**Problem to work on**
In the records that follow, show each line where the word "Antagonism" is present.

Saved entries
┄┄┄┄┄┄┄┄┄┄┄┄┄┄┄┄┄┄┄┄

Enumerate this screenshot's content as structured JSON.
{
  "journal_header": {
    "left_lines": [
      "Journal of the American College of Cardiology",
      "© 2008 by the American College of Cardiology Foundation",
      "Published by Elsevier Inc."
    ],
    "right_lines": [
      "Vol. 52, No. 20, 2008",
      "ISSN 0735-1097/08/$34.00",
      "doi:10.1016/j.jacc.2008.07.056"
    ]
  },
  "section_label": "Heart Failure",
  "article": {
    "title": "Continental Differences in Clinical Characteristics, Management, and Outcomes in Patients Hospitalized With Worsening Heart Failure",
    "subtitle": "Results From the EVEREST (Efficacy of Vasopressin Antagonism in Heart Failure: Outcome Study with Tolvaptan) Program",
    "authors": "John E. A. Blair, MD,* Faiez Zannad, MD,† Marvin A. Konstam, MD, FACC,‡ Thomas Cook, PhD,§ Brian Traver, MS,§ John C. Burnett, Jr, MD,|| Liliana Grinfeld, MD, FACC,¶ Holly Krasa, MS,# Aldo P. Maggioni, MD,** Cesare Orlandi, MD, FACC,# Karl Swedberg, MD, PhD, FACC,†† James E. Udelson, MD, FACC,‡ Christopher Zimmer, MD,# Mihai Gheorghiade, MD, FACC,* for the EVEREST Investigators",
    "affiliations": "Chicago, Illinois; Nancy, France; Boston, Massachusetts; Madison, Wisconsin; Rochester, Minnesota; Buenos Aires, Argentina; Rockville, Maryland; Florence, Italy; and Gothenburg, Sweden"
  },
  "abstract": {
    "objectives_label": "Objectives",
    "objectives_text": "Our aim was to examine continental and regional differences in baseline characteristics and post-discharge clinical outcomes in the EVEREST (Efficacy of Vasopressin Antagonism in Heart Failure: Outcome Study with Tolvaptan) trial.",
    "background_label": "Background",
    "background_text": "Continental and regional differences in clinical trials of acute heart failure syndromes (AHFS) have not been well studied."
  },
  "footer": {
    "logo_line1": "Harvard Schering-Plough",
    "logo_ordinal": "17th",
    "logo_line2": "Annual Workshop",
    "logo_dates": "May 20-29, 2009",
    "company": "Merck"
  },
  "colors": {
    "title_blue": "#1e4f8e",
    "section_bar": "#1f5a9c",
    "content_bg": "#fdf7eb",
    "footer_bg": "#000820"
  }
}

┄┄┄┄┄┄┄┄┄┄┄┄┄┄┄┄┄┄┄┄

**Exercise solution**
    "subtitle": "Results From the EVEREST (Efficacy of Vasopressin Antagonism in Heart Failure: Outcome Study with Tolvaptan) Program",
    "objectives_text": "Our aim was to examine continental and regional differences in baseline characteristics and post-discharge clinical outcomes in the EVEREST (Efficacy of Vasopressin Antagonism in Heart Failure: Outcome Study with Tolvaptan) trial.",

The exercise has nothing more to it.